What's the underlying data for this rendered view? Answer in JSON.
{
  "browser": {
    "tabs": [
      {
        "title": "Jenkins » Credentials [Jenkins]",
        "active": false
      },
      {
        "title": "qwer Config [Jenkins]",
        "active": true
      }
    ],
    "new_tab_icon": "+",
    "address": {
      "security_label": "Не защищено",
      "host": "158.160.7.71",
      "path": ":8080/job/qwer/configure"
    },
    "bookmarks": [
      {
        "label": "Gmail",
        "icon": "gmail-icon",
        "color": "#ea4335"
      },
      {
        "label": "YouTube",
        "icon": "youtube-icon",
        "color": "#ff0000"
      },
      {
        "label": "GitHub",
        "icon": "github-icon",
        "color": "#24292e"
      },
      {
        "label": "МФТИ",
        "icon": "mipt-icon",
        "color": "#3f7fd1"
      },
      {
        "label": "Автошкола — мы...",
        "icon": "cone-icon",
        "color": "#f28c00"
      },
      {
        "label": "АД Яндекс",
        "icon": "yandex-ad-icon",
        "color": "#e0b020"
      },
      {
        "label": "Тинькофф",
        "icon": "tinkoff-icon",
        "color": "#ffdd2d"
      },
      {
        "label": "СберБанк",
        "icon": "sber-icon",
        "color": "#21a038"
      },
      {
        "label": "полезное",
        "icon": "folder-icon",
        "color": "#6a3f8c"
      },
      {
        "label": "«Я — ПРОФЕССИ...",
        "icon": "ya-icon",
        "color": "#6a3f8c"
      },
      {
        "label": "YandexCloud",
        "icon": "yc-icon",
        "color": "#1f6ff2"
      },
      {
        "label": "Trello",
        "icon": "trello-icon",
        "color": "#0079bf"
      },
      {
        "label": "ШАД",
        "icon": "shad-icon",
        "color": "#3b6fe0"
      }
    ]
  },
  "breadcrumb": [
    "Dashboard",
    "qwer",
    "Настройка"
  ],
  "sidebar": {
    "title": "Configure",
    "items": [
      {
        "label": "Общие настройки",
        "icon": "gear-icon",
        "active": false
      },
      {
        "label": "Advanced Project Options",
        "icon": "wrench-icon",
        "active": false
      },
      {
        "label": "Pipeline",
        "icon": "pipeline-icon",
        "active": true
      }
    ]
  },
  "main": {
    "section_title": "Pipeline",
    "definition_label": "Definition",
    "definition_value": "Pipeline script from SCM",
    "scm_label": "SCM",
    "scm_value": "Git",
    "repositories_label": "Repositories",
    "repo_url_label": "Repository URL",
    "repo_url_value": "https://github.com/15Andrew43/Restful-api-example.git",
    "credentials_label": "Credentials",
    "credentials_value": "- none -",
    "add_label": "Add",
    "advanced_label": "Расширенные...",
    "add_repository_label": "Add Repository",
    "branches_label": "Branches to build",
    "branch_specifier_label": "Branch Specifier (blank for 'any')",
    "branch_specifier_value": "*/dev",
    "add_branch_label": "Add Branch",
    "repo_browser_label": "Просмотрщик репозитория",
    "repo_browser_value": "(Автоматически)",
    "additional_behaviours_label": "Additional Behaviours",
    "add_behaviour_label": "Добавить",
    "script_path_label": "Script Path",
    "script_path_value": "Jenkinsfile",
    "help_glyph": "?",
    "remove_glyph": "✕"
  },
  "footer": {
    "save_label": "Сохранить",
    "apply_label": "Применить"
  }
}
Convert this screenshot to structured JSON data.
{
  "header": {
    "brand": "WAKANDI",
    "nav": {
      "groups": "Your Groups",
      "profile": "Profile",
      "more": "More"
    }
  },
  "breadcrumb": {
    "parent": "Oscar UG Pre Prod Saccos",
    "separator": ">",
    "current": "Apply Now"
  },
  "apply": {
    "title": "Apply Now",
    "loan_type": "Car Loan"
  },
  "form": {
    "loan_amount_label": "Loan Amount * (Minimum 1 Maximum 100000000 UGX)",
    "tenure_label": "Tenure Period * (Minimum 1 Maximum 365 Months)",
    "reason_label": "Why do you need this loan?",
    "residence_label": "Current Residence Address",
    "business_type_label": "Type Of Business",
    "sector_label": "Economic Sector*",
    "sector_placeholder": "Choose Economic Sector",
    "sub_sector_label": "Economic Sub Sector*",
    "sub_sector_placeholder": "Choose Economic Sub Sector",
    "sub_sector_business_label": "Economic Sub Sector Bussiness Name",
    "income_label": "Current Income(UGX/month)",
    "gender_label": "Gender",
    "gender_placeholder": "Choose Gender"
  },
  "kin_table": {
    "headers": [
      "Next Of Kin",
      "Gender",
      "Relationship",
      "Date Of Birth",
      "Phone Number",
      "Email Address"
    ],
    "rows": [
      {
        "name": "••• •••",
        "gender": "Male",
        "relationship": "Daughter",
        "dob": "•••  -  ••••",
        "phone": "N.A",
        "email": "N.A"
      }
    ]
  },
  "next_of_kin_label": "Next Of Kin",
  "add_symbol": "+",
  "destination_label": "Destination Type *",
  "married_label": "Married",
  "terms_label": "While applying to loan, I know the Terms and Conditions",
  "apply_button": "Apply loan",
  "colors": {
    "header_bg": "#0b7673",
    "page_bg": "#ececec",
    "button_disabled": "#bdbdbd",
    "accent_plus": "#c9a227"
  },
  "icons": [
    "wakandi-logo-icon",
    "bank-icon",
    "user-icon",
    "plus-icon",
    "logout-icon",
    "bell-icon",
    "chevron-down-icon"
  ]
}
——————
Output every line above without altering anything.

What's the underlying data for this rendered view? Answer in JSON.
{
  "browser": {
    "tabs": [
      {
        "title": "Jenkins » Credentials [Jenkins]",
        "active": false
      },
      {
        "title": "qwer Config [Jenkins]",
        "active": true
      }
    ],
    "new_tab_icon": "+",
    "address": {
      "security_label": "Не защищено",
      "host": "158.160.7.71",
      "path": ":8080/job/qwer/configure"
    },
    "bookmarks": [
      {
        "label": "Gmail",
        "icon": "gmail-icon",
        "color": "#ea4335"
      },
      {
        "label": "YouTube",
        "icon": "youtube-icon",
        "color": "#ff0000"
      },
      {
        "label": "GitHub",
        "icon": "github-icon",
        "color": "#24292e"
      },
      {
        "label": "МФТИ",
        "icon": "mipt-icon",
        "color": "#3f7fd1"
      },
      {
        "label": "Автошкола — мы...",
        "icon": "cone-icon",
        "color": "#f28c00"
      },
      {
        "label": "АД Яндекс",
        "icon": "yandex-ad-icon",
        "color": "#e0b020"
      },
      {
        "label": "Тинькофф",
        "icon": "tinkoff-icon",
        "color": "#ffdd2d"
      },
      {
        "label": "СберБанк",
        "icon": "sber-icon",
        "color": "#21a038"
      },
      {
        "label": "полезное",
        "icon": "folder-icon",
        "color": "#6a3f8c"
      },
      {
        "label": "«Я — ПРОФЕССИ...",
        "icon": "ya-icon",
        "color": "#6a3f8c"
      },
      {
        "label": "YandexCloud",
        "icon": "yc-icon",
        "color": "#1f6ff2"
      },
      {
        "label": "Trello",
        "icon": "trello-icon",
        "color": "#0079bf"
      },
      {
        "label": "ШАД",
        "icon": "shad-icon",
        "color": "#3b6fe0"
      }
    ]
  },
  "breadcrumb": [
    "Dashboard",
    "qwer",
    "Настройка"
  ],
  "sidebar": {
    "title": "Configure",
    "items": [
      {
        "label": "Общие настройки",
        "icon": "gear-icon",
        "active": false
      },
      {
        "label": "Advanced Project Options",
        "icon": "wrench-icon",
        "active": false
      },
      {
        "label": "Pipeline",
        "icon": "pipeline-icon",
        "active": true
      }
    ]
  },
  "main": {
    "section_title": "Pipeline",
    "definition_label": "Definition",
    "definition_value": "Pipeline script from SCM",
    "scm_label": "SCM",
    "scm_value": "Git",
    "repositories_label": "Repositories",
    "repo_url_label": "Repository URL",
    "repo_url_value": "https://github.com/15Andrew43/Restful-api-example.git",
    "credentials_label": "Credentials",
    "credentials_value": "- none -",
    "add_label": "Add",
    "advanced_label": "Расширенные...",
    "add_repository_label": "Add Repository",
    "branches_label": "Branches to build",
    "branch_specifier_label": "Branch Specifier (blank for 'any')",
    "branch_specifier_value": "*/dev",
    "add_branch_label": "Add Branch",
    "repo_browser_label": "Просмотрщик репозитория",
    "repo_browser_value": "(Автоматически)",
    "additional_behaviours_label": "Additional Behaviours",
    "add_behaviour_label": "Добавить",
    "script_path_label": "Script Path",
    "script_path_value": "Jenkinsfile",
    "help_glyph": "?",
    "remove_glyph": "✕"
  },
  "footer": {
    "save_label": "Сохранить",
    "apply_label": "Применить"
  }
}
Convert this screenshot to structured JSON data.
{
  "header": {
    "brand": "WAKANDI",
    "nav": {
      "groups": "Your Groups",
      "profile": "Profile",
      "more": "More"
    }
  },
  "breadcrumb": {
    "parent": "Oscar UG Pre Prod Saccos",
    "separator": ">",
    "current": "Apply Now"
  },
  "apply": {
    "title": "Apply Now",
    "loan_type": "Car Loan"
  },
  "form": {
    "loan_amount_label": "Loan Amount * (Minimum 1 Maximum 100000000 UGX)",
    "tenure_label": "Tenure Period * (Minimum 1 Maximum 365 Months)",
    "reason_label": "Why do you need this loan?",
    "residence_label": "Current Residence Address",
    "business_type_label": "Type Of Business",
    "sector_label": "Economic Sector*",
    "sector_placeholder": "Choose Economic Sector",
    "sub_sector_label": "Economic Sub Sector*",
    "sub_sector_placeholder": "Choose Economic Sub Sector",
    "sub_sector_business_label": "Economic Sub Sector Bussiness Name",
    "income_label": "Current Income(UGX/month)",
    "gender_label": "Gender",
    "gender_placeholder": "Choose Gender"
  },
  "kin_table": {
    "headers": [
      "Next Of Kin",
      "Gender",
      "Relationship",
      "Date Of Birth",
      "Phone Number",
      "Email Address"
    ],
    "rows": [
      {
        "name": "••• •••",
        "gender": "Male",
        "relationship": "Daughter",
        "dob": "•••  -  ••••",
        "phone": "N.A",
        "email": "N.A"
      }
    ]
  },
  "next_of_kin_label": "Next Of Kin",
  "add_symbol": "+",
  "destination_label": "Destination Type *",
  "married_label": "Married",
  "terms_label": "While applying to loan, I know the Terms and Conditions",
  "apply_button": "Apply loan",
  "colors": {
    "header_bg": "#0b7673",
    "page_bg": "#ececec",
    "button_disabled": "#bdbdbd",
    "accent_plus": "#c9a227"
  },
  "icons": [
    "wakandi-logo-icon",
    "bank-icon",
    "user-icon",
    "plus-icon",
    "logout-icon",
    "bell-icon",
    "chevron-down-icon"
  ]
}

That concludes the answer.